Aquataluxe Rodrigues, conselheira do Olodum, criadora do Negócios de Rainhas e do Trocando Ideias (Foto: Arquivo Pessoal)

Respondendo a provocações de Sakamoto, Souza lembrou que uma das principais capacidades das juventudes é sonhar e o quanto isso é importante para mudar cenários. “Essa capacidade de sonhar e de criar metáforas não é só sobre nos distanciarmos da realidade dura, mas de repensarmos o mundo em que vivemos”, disse.

Juventude encabeçando mudanças para 2022

Ao redor de todo o mundo é comum encontrar sempre a imagem e a participação de jovens em movimentos que pedem mudanças sociais, ainda que estes, estejam afastados em número das esferas institucionais.

**MATERIAL DE ESTUDO**:
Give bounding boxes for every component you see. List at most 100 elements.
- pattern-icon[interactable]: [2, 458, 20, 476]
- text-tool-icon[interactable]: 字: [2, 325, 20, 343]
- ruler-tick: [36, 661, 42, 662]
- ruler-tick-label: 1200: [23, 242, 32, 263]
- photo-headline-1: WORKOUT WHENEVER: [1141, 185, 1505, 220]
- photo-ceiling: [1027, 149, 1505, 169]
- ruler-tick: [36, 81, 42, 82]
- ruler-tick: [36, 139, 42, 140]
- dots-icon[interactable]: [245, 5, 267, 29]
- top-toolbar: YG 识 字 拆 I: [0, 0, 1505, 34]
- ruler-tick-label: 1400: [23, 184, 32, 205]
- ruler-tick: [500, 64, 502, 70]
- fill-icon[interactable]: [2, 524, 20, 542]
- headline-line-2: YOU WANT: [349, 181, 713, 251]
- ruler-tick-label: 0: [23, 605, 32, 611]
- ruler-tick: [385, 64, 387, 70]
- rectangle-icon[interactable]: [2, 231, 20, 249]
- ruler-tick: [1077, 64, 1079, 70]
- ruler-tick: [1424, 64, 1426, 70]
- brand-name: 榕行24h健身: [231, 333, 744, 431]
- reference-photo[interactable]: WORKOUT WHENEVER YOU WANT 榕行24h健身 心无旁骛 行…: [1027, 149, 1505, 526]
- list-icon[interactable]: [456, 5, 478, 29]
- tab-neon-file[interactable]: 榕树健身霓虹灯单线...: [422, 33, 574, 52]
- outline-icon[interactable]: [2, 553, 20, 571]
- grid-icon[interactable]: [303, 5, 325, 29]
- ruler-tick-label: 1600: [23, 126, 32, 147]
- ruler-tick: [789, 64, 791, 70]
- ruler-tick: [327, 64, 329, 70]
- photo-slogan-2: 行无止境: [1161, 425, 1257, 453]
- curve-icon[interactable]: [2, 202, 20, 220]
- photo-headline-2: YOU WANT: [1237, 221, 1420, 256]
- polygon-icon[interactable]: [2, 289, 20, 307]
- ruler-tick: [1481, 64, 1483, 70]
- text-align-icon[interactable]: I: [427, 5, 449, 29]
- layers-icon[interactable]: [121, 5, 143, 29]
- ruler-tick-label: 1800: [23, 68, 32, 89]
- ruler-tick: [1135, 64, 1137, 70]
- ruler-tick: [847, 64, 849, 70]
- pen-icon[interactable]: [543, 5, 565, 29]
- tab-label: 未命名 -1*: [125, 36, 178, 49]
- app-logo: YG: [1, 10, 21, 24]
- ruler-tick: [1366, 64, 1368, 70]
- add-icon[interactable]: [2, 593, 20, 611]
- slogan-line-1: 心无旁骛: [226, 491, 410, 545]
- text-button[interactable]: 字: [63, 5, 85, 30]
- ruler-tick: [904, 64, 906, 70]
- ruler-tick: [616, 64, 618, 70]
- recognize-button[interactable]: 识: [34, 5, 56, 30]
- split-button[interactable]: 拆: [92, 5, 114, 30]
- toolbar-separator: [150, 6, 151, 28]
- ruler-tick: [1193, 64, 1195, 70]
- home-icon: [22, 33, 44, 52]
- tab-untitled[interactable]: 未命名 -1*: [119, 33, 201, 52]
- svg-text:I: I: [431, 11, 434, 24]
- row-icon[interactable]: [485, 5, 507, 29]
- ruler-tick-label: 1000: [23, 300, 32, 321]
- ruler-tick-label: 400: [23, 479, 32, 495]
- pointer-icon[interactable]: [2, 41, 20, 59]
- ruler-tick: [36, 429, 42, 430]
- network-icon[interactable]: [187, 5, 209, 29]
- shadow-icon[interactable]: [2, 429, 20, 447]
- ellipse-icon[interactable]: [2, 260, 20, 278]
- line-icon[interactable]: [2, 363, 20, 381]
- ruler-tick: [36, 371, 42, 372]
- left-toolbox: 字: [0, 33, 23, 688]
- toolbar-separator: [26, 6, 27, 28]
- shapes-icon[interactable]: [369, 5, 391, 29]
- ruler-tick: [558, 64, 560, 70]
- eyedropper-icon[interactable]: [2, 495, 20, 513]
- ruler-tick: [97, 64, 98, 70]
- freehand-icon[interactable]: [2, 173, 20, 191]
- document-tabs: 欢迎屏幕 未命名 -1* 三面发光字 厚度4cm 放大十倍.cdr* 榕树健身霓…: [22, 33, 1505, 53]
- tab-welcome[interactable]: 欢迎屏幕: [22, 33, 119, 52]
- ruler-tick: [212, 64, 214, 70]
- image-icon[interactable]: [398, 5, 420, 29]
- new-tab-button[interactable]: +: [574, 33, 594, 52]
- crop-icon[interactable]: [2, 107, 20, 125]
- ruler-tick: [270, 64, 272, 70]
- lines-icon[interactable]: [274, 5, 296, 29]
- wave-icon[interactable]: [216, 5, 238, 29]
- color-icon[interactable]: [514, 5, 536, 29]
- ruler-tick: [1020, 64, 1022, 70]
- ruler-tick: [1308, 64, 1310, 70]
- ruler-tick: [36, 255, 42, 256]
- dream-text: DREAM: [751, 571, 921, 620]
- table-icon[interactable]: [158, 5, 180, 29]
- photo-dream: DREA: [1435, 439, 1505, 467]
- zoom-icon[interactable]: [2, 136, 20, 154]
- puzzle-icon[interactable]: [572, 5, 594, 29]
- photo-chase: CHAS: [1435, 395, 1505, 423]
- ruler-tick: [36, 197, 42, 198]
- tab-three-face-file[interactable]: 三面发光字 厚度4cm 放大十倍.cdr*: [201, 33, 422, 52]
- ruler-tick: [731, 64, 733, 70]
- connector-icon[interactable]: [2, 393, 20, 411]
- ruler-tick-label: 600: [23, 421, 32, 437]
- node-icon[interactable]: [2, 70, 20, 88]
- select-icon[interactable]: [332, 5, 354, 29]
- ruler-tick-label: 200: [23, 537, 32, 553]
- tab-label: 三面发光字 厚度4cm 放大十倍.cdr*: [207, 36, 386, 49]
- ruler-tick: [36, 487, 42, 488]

**INSTRUÇÕES**:
- A) Como fica, em forma mais breve e com os fatos principais mantidos, o parágrafo do trecho sobre juventude que começa com "Respondendo a provocações de Sakamoto"?
- B) Responda, com base no trecho sobre juventude:
(i) Quais iniciativas Aquataluxe Rodrigues criou?
(ii) A provocações de quem Souza respondia?
(iii) Em que tipo de movimento é comum encontrar a participação de jovens ao redor do mundo?
- C) Retome o trecho sobre juventude a partir da última frase apresentada, continuando o parágrafo sobre jovens que encabeçam mudanças.

**RESPOSTAS POR ITEM**:
- A) Ao responder a provocações de Sakamoto, Souza destacou que sonhar é uma das principais capacidades das juventudes e que isso é importante para mudar cenários. Acrescentou que sonhar e criar metáforas não servem só para se distanciar da realidade dura, mas também para repensar o mundo em que vivemos.

- B)
(i) O Negócios de Rainhas e o Trocando Ideias.
(ii) De Sakamoto.
(iii) Em movimentos que pedem mudanças sociais.

- C)
Esse pensamento foi um dos destaques das falas de Wesley Teixeira, professor, idealizador do Movimenta Caxias e integrante da coluna PerifaConnection, que a pedido de Sakamoto, explicou sobre a importância da juventude nas eleições de 2022 a partir de um olhar histórico do papel desse grupo no campo político e de como a presença dos jovens sempre esteve ligada a fortes movimentos de disrupção de sociedades e processos autoritários. E deu como exemplos os protestos Black Lives Matter nos EUA e os movimentos de ocupação estudantil nas escolas no Brasil.

“Estamos disputando uma geração, essas eleições serão sobre a constituição de 88, entre civilidade e barbárie. Tem uma juventude que ajudou isso que está no poder. Foi fundamental a participação da juventude negra no movimento Black Lives Matter para derrubar o Trump e no Brasil não será diferente. A juventude sempre foi ponta de lança para derrubar o autoritarismo no mundo”, avaliou.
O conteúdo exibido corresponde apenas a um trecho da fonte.